A few days later, the cable arrived. I connected the cable into each machine, and could immediately send pings between the machines. I’d previously assigned static IP addresses to the infiniband ports on each machine. I wasn’t able to run “netperf”, as it didn’t see the cards as something it could put traffic through. So I upgraded the firmware on the cards, which several forums said would improve throughput and compatibility. Iwas then able to run netperf, with the following results:
root@raid:~# netperf -H 10.4.12.1
TCP STREAM TEST from 0.0.0.0 (0.0.0.0)
port 0 AF_INET to 10.4.12.1 (10.4.12.1)
port 0 AF_INET : demo
Recv Send Send
Socket Socket Message Elapsed
Size Size Size Time Throughput
bytes bytes bytes secs. 10^6bits/sec
87380 16384 16384 10.00 7239.95
That’s over 7 gigabits/sec*, or over 700MB/sec* throughput between the two machines!
So, I now have an Infiniband Fabric working at home, with over 7 gigabit throughput between PCs. The stuff of high-end datacentres in my back room. The main thing is that you don’t need a switch, so a PC to PC 10-gigabit link CAN be achieved for under €110! Here’s the breakdown:
2 x Mellanox MHEA28-XTC infiniband HCA’s @ $34.99 + shippping = $113 (€85)
1 x 3m Molex SFF-8470 infiniband cable incl shipping = $29 (€22)
Total: $142 (€107)
The next step is to set up a raid array with several drives and stripe them so they all work in parallel, and maybe build it in such a way if one or two drives fail, it will still be recoverable (raid 5/6). More to come on that soon.
References:
http://hardforum.com/showthread.php?p=1036510049
http://www.zdnet.com/blog/storage/build-a-10-gbit-home-network-for-1100/284
http://www.gossamer-threads.com/lists/drbd/users/19594
http://www.mellanox.com
http://www.openfabrics.org
* It was a long time before I achieved 700MB/sec in real-world tests. 900MB/sec was eventually achieved using a RAMdisk as an SRP target, with carefully selected PCI-express slots for all the cards to make sure there were no bottlenecks on the motherboard. CPU usage on the Linux box during the transfers is around 50%.

Stored data entries:
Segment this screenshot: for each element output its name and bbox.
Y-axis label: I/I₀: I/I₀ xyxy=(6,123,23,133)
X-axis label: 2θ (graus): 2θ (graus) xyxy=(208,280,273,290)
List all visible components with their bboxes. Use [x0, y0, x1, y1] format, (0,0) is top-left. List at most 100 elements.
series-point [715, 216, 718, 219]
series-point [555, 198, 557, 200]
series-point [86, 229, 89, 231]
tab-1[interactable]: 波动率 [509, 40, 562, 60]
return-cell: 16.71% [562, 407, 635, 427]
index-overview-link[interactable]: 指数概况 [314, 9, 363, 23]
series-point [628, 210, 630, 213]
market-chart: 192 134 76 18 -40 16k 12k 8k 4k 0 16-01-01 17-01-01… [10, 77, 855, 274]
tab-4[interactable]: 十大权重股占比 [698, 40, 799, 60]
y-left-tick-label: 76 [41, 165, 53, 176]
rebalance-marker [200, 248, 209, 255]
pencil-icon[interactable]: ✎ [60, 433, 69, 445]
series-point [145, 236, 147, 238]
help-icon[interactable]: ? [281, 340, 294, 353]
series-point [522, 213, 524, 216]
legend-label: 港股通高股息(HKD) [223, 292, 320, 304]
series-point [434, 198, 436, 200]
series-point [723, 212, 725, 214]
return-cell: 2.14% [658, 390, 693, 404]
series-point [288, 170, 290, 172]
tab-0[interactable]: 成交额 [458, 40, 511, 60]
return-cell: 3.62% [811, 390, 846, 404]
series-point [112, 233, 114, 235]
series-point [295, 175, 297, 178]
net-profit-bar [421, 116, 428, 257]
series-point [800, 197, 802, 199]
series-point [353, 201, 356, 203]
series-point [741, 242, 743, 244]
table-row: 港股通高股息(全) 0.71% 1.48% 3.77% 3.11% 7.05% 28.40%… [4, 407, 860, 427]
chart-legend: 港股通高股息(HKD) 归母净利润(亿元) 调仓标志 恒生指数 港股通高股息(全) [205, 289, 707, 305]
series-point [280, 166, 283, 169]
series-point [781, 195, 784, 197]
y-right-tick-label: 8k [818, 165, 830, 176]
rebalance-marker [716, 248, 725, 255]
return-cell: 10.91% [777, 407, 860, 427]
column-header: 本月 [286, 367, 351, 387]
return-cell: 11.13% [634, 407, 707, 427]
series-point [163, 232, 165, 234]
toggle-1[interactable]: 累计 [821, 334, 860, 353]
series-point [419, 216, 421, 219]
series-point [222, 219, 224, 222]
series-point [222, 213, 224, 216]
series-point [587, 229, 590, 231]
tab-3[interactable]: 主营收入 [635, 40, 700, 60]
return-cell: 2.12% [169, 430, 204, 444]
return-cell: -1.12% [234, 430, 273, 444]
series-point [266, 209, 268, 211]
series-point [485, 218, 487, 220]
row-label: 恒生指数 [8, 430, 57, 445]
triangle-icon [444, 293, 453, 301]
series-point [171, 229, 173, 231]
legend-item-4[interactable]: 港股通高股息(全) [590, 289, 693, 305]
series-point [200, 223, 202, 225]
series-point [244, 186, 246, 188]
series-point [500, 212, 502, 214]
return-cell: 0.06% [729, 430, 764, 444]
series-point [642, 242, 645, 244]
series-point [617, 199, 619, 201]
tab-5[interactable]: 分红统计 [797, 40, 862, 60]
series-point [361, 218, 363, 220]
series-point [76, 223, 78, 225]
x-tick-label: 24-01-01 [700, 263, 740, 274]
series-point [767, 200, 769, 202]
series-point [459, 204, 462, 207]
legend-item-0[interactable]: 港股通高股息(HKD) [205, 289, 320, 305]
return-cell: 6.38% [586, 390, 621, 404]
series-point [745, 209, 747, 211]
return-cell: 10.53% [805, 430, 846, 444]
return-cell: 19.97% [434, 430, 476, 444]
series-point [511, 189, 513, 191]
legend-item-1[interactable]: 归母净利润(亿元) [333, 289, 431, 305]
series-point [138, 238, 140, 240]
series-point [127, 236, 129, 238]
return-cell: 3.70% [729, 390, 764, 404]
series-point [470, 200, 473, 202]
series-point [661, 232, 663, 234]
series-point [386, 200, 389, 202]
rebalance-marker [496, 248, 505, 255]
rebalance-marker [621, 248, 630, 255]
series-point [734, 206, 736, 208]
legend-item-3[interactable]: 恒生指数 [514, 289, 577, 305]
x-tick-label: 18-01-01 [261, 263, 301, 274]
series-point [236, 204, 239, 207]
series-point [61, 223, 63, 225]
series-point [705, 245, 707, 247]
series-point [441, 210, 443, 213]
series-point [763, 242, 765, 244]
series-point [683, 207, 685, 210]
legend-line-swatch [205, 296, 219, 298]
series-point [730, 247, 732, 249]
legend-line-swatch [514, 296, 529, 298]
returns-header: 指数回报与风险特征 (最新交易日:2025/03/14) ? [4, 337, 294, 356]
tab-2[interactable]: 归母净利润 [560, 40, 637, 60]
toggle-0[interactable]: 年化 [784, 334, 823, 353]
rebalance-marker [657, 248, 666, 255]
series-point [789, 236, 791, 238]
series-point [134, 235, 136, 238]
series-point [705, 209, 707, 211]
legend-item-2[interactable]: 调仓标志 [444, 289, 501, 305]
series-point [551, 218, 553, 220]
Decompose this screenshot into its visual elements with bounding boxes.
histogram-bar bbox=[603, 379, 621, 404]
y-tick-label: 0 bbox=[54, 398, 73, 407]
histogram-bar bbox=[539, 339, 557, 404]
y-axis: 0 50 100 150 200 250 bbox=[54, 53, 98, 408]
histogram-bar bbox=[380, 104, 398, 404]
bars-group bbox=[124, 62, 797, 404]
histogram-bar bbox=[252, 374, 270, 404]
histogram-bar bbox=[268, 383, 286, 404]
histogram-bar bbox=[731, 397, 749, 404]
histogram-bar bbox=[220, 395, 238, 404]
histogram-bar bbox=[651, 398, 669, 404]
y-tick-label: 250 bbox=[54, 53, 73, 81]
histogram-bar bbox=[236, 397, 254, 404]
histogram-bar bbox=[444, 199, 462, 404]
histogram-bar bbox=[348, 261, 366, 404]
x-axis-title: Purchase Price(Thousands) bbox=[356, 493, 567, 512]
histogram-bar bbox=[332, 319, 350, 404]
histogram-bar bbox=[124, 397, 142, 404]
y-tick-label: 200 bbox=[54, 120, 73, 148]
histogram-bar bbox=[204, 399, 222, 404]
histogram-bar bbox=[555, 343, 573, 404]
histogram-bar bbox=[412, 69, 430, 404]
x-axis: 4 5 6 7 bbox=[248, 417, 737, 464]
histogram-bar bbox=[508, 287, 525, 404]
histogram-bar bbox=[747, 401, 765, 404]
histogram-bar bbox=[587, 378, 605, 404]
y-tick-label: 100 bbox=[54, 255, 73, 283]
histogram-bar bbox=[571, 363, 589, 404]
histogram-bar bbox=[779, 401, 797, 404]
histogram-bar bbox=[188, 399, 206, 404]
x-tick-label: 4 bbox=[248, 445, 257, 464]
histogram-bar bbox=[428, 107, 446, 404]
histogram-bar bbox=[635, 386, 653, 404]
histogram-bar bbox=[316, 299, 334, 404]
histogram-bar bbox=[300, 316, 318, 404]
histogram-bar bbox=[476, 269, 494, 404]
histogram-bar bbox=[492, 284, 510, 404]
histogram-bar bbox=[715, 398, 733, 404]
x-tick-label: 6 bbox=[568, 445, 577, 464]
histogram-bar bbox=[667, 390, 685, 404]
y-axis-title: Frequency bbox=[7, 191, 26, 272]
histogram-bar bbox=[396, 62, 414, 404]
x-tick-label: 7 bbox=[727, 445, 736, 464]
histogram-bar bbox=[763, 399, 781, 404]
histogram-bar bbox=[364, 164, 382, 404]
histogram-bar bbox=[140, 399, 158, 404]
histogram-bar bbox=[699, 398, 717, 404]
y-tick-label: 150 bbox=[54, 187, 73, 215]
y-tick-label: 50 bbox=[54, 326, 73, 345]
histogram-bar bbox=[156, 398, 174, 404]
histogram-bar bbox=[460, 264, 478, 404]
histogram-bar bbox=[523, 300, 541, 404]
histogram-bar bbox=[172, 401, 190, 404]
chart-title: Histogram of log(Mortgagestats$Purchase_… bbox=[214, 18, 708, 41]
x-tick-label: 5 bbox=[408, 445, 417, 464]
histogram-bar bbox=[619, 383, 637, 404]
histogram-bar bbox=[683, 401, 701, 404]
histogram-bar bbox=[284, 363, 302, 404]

WHAT YOU NEED TO DO:
(a) In the home infiniband write-up, what did the author do to the cards before netperf could run?
(b) Extend the home infiniband write-up, picking up after its last sentence.
The lines above have no connection to the home infiniband write-up.

RESULTS:
(a) The author upgraded the firmware on the cards.

(b)
Additional Notes:
Since this article was originally written, I’ve found the real-world throughput of infiniband from a windows machine and an ubuntu machine very much depends on several factors.
- The type of protocol that you use to communicate between the machines. SRP is absolutely essential to maximise the throughput, being about 8 times faster than samba over IPoIB.
- The availability and selection of PCI-express slots. Many motherboards have less PCI-express lanes assigned to ports than their physical appearance. For example, 16x slots are sometimes only assigned 1 lane, depending on bios settings.
- Disk subsystem speed. Hardware Raid solutions help a lot in this case.
For example, when using samba mounts and using IPoIB, the max throughput is of 135MB/sec, just under twice my 1gbps ethernet (75MB.sec). And the linux box is at 95% CPU while doing transfers. However, later research showed that by using SCSI RDMA Protocol (SRP), the IPoIB bottleneck is removed, and the link will then run as fast as my disk subsystem will allow (curerntly 250MB/sec reads and 200MB/sec writes at 5% CPU usage on the linux box).
I got a Dell PERC 5/i RAID card, and that gave a dramatic increase in disk subsystem throughput, but still not much more than 350MB/sec. More expensive RAID cards should help, but I’m happy with it for the moment.